=== Stated exercise ===
Return the entries below verbatim. Pictures stay out.

[Dataset entries]
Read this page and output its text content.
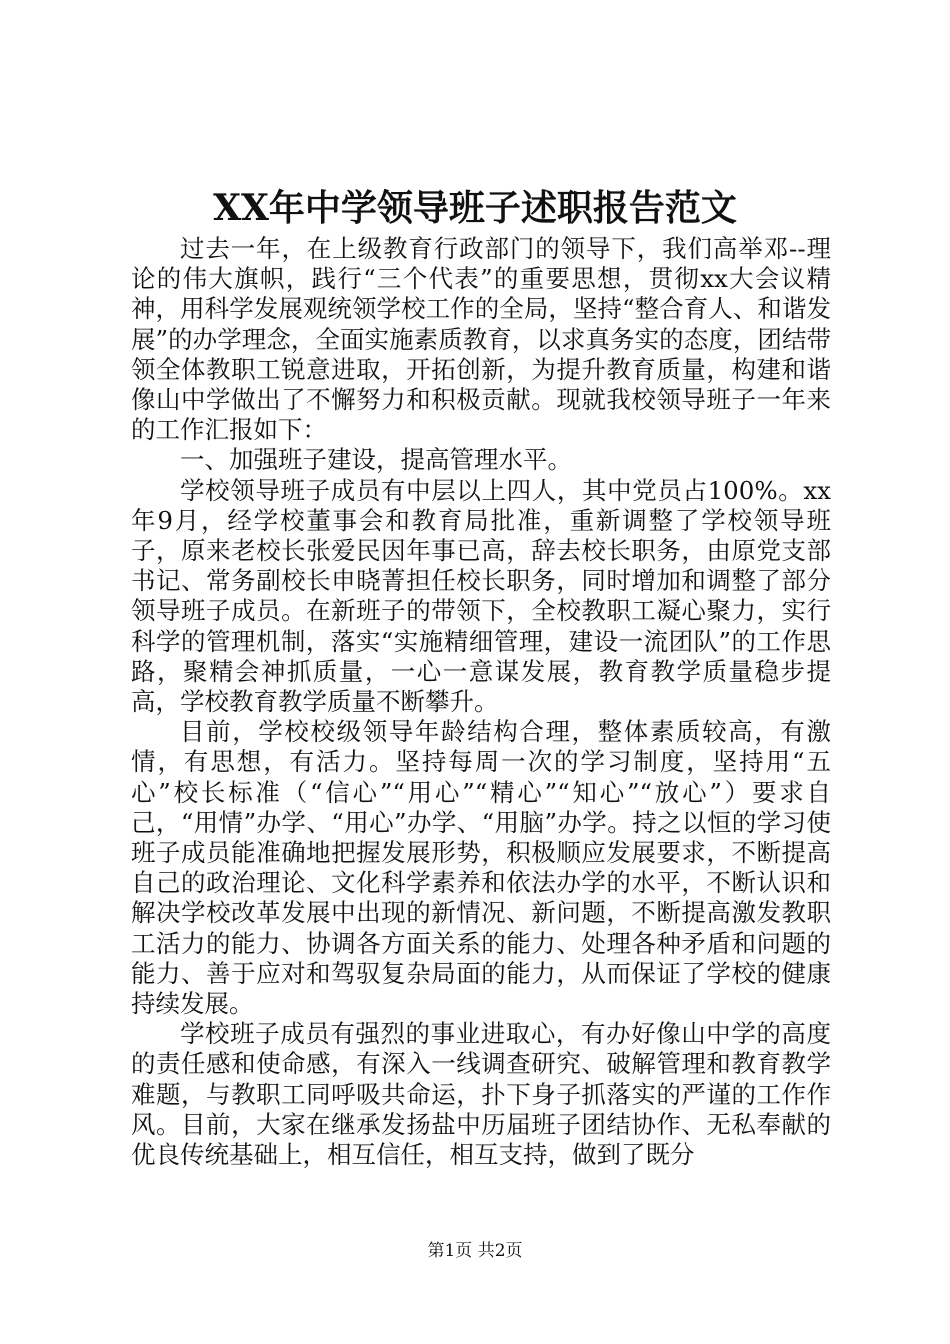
XX年中学领导班子述职报告范文

过去一年，在上级教育行政部门的领导下，我们高举邓--理论的伟大旗帜，践行“三个代表”的重要思想，贯彻xx大会议精神，用科学发展观统领学校工作的全局，坚持“整合育人、和谐发展”的办学理念，全面实施素质教育，以求真务实的态度，团结带领全体教职工锐意进取，开拓创新，为提升教育质量，构建和谐像山中学做出了不懈努力和积极贡献。现就我校领导班子一年来的工作汇报如下：

一、加强班子建设，提高管理水平。

学校领导班子成员有中层以上四人，其中党员占100%。xx年9月，经学校董事会和教育局批准，重新调整了学校领导班子，原来老校长张爱民因年事已高，辞去校长职务，由原党支部书记、常务副校长申晓菁担任校长职务，同时增加和调整了部分领导班子成员。在新班子的带领下，全校教职工凝心聚力，实行科学的管理机制，落实“实施精细管理，建设一流团队”的工作思路，聚精会神抓质量，一心一意谋发展，教育教学质量稳步提高，学校教育教学质量不断攀升。

目前，学校校级领导年龄结构合理，整体素质较高，有激情，有思想，有活力。坚持每周一次的学习制度，坚持用“五心”校长标准（“信心”“用心”“精心”“知心”“放心”）要求自己，“用情”办学、“用心”办学、“用脑”办学。持之以恒的学习使班子成员能准确地把握发展形势，积极顺应发展要求，不断提高自己的政治理论、文化科学素养和依法办学的水平，不断认识和解决学校改革发展中出现的新情况、新问题，不断提高激发教职工活力的能力、协调各方面关系的能力、处理各种矛盾和问题的能力、善于应对和驾驭复杂局面的能力，从而保证了学校的健康持续发展。

学校班子成员有强烈的事业进取心，有办好像山中学的高度的责任感和使命感，有深入一线调查研究、破解管理和教育教学难题，与教职工同呼吸共命运，扑下身子抓落实的严谨的工作作风。目前，大家在继承发扬盐中历届班子团结协作、无私奉献的优良传统基础上，相互信任，相互支持，做到了既分

第1页 共2页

=== Result of the task ===
Read this page and output its text content.
XX年中学领导班子述职报告范文

过去一年，在上级教育行政部门的领导下，我们高举邓--理论的伟大旗帜，践行“三个代表”的重要思想，贯彻xx大会议精神，用科学发展观统领学校工作的全局，坚持“整合育人、和谐发展”的办学理念，全面实施素质教育，以求真务实的态度，团结带领全体教职工锐意进取，开拓创新，为提升教育质量，构建和谐像山中学做出了不懈努力和积极贡献。现就我校领导班子一年来的工作汇报如下：

一、加强班子建设，提高管理水平。

学校领导班子成员有中层以上四人，其中党员占100%。xx年9月，经学校董事会和教育局批准，重新调整了学校领导班子，原来老校长张爱民因年事已高，辞去校长职务，由原党支部书记、常务副校长申晓菁担任校长职务，同时增加和调整了部分领导班子成员。在新班子的带领下，全校教职工凝心聚力，实行科学的管理机制，落实“实施精细管理，建设一流团队”的工作思路，聚精会神抓质量，一心一意谋发展，教育教学质量稳步提高，学校教育教学质量不断攀升。

目前，学校校级领导年龄结构合理，整体素质较高，有激情，有思想，有活力。坚持每周一次的学习制度，坚持用“五心”校长标准（“信心”“用心”“精心”“知心”“放心”）要求自己，“用情”办学、“用心”办学、“用脑”办学。持之以恒的学习使班子成员能准确地把握发展形势，积极顺应发展要求，不断提高自己的政治理论、文化科学素养和依法办学的水平，不断认识和解决学校改革发展中出现的新情况、新问题，不断提高激发教职工活力的能力、协调各方面关系的能力、处理各种矛盾和问题的能力、善于应对和驾驭复杂局面的能力，从而保证了学校的健康持续发展。

学校班子成员有强烈的事业进取心，有办好像山中学的高度的责任感和使命感，有深入一线调查研究、破解管理和教育教学难题，与教职工同呼吸共命运，扑下身子抓落实的严谨的工作作风。目前，大家在继承发扬盐中历届班子团结协作、无私奉献的优良传统基础上，相互信任，相互支持，做到了既分

第1页 共2页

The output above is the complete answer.